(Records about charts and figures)
<<<<

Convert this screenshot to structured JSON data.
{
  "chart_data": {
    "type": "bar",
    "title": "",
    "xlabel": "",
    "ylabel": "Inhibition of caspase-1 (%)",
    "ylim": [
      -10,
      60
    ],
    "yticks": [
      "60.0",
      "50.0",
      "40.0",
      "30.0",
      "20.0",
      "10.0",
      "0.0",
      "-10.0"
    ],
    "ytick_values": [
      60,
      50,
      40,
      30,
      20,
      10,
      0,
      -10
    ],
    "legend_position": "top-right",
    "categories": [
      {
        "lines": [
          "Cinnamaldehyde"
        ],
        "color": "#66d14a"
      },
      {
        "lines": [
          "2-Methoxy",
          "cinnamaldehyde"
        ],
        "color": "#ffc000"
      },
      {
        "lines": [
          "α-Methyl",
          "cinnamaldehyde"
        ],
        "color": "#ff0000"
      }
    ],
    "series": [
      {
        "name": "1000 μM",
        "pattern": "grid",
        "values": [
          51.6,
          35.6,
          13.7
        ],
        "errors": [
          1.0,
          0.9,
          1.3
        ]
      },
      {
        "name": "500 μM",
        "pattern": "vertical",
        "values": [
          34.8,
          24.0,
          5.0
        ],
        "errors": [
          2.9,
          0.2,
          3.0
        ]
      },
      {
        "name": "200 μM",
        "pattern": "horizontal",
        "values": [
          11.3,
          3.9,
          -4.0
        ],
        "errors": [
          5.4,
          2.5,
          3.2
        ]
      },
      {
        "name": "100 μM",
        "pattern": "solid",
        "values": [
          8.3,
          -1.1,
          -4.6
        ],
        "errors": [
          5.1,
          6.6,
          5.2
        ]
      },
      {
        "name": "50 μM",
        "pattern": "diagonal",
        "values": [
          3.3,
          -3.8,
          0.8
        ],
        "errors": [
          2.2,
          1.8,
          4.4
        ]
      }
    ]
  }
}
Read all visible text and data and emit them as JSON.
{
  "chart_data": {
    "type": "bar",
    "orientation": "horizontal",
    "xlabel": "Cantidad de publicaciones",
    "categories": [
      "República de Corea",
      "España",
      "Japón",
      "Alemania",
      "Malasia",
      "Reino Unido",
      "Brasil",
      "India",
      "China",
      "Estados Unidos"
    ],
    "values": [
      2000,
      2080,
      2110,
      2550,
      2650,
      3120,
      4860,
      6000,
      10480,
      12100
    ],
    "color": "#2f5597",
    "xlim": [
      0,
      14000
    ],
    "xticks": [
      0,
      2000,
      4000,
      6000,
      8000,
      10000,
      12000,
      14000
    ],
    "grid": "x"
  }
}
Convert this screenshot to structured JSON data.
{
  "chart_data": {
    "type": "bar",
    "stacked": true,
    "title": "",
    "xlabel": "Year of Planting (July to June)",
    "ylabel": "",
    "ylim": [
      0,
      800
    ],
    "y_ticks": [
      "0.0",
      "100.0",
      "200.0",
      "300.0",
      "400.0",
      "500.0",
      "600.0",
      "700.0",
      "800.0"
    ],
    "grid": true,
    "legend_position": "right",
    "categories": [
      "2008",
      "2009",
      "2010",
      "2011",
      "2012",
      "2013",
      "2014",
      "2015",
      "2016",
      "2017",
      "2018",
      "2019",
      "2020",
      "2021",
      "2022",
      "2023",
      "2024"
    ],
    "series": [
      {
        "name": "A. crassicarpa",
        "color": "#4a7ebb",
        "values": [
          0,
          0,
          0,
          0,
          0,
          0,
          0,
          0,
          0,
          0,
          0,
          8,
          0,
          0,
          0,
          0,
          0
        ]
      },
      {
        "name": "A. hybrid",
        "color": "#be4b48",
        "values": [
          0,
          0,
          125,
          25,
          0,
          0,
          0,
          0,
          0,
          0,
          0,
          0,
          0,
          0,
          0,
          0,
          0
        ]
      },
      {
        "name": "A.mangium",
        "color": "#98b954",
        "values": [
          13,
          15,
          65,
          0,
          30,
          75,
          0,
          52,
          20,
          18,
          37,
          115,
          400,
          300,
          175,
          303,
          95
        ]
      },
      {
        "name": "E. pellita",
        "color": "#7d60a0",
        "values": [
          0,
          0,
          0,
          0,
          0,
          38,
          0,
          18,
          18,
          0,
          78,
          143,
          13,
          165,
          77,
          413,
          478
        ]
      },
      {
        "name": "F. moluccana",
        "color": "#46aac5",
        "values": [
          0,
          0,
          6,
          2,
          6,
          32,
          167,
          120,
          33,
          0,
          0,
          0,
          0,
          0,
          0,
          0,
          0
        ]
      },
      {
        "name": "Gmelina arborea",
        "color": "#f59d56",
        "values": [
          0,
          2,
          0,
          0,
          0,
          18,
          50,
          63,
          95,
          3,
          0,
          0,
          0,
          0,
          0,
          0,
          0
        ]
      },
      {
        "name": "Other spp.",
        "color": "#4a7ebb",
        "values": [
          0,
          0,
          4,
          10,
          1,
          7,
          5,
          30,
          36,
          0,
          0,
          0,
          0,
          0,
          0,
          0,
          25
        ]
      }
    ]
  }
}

>>>>

■ Instruction ■
Return each line of the data exactly as written above.

■ Response ■
Convert this screenshot to structured JSON data.
{
  "chart_data": {
    "type": "bar",
    "title": "",
    "xlabel": "",
    "ylabel": "Inhibition of caspase-1 (%)",
    "ylim": [
      -10,
      60
    ],
    "yticks": [
      "60.0",
      "50.0",
      "40.0",
      "30.0",
      "20.0",
      "10.0",
      "0.0",
      "-10.0"
    ],
    "ytick_values": [
      60,
      50,
      40,
      30,
      20,
      10,
      0,
      -10
    ],
    "legend_position": "top-right",
    "categories": [
      {
        "lines": [
          "Cinnamaldehyde"
        ],
        "color": "#66d14a"
      },
      {
        "lines": [
          "2-Methoxy",
          "cinnamaldehyde"
        ],
        "color": "#ffc000"
      },
      {
        "lines": [
          "α-Methyl",
          "cinnamaldehyde"
        ],
        "color": "#ff0000"
      }
    ],
    "series": [
      {
        "name": "1000 μM",
        "pattern": "grid",
        "values": [
          51.6,
          35.6,
          13.7
        ],
        "errors": [
          1.0,
          0.9,
          1.3
        ]
      },
      {
        "name": "500 μM",
        "pattern": "vertical",
        "values": [
          34.8,
          24.0,
          5.0
        ],
        "errors": [
          2.9,
          0.2,
          3.0
        ]
      },
      {
        "name": "200 μM",
        "pattern": "horizontal",
        "values": [
          11.3,
          3.9,
          -4.0
        ],
        "errors": [
          5.4,
          2.5,
          3.2
        ]
      },
      {
        "name": "100 μM",
        "pattern": "solid",
        "values": [
          8.3,
          -1.1,
          -4.6
        ],
        "errors": [
          5.1,
          6.6,
          5.2
        ]
      },
      {
        "name": "50 μM",
        "pattern": "diagonal",
        "values": [
          3.3,
          -3.8,
          0.8
        ],
        "errors": [
          2.2,
          1.8,
          4.4
        ]
      }
    ]
  }
}
Read all visible text and data and emit them as JSON.
{
  "chart_data": {
    "type": "bar",
    "orientation": "horizontal",
    "xlabel": "Cantidad de publicaciones",
    "categories": [
      "República de Corea",
      "España",
      "Japón",
      "Alemania",
      "Malasia",
      "Reino Unido",
      "Brasil",
      "India",
      "China",
      "Estados Unidos"
    ],
    "values": [
      2000,
      2080,
      2110,
      2550,
      2650,
      3120,
      4860,
      6000,
      10480,
      12100
    ],
    "color": "#2f5597",
    "xlim": [
      0,
      14000
    ],
    "xticks": [
      0,
      2000,
      4000,
      6000,
      8000,
      10000,
      12000,
      14000
    ],
    "grid": "x"
  }
}
Convert this screenshot to structured JSON data.
{
  "chart_data": {
    "type": "bar",
    "stacked": true,
    "title": "",
    "xlabel": "Year of Planting (July to June)",
    "ylabel": "",
    "ylim": [
      0,
      800
    ],
    "y_ticks": [
      "0.0",
      "100.0",
      "200.0",
      "300.0",
      "400.0",
      "500.0",
      "600.0",
      "700.0",
      "800.0"
    ],
    "grid": true,
    "legend_position": "right",
    "categories": [
      "2008",
      "2009",
      "2010",
      "2011",
      "2012",
      "2013",
      "2014",
      "2015",
      "2016",
      "2017",
      "2018",
      "2019",
      "2020",
      "2021",
      "2022",
      "2023",
      "2024"
    ],
    "series": [
      {
        "name": "A. crassicarpa",
        "color": "#4a7ebb",
        "values": [
          0,
          0,
          0,
          0,
          0,
          0,
          0,
          0,
          0,
          0,
          0,
          8,
          0,
          0,
          0,
          0,
          0
        ]
      },
      {
        "name": "A. hybrid",
        "color": "#be4b48",
        "values": [
          0,
          0,
          125,
          25,
          0,
          0,
          0,
          0,
          0,
          0,
          0,
          0,
          0,
          0,
          0,
          0,
          0
        ]
      },
      {
        "name": "A.mangium",
        "color": "#98b954",
        "values": [
          13,
          15,
          65,
          0,
          30,
          75,
          0,
          52,
          20,
          18,
          37,
          115,
          400,
          300,
          175,
          303,
          95
        ]
      },
      {
        "name": "E. pellita",
        "color": "#7d60a0",
        "values": [
          0,
          0,
          0,
          0,
          0,
          38,
          0,
          18,
          18,
          0,
          78,
          143,
          13,
          165,
          77,
          413,
          478
        ]
      },
      {
        "name": "F. moluccana",
        "color": "#46aac5",
        "values": [
          0,
          0,
          6,
          2,
          6,
          32,
          167,
          120,
          33,
          0,
          0,
          0,
          0,
          0,
          0,
          0,
          0
        ]
      },
      {
        "name": "Gmelina arborea",
        "color": "#f59d56",
        "values": [
          0,
          2,
          0,
          0,
          0,
          18,
          50,
          63,
          95,
          3,
          0,
          0,
          0,
          0,
          0,
          0,
          0
        ]
      },
      {
        "name": "Other spp.",
        "color": "#4a7ebb",
        "values": [
          0,
          0,
          4,
          10,
          1,
          7,
          5,
          30,
          36,
          0,
          0,
          0,
          0,
          0,
          0,
          0,
          25
        ]
      }
    ]
  }
}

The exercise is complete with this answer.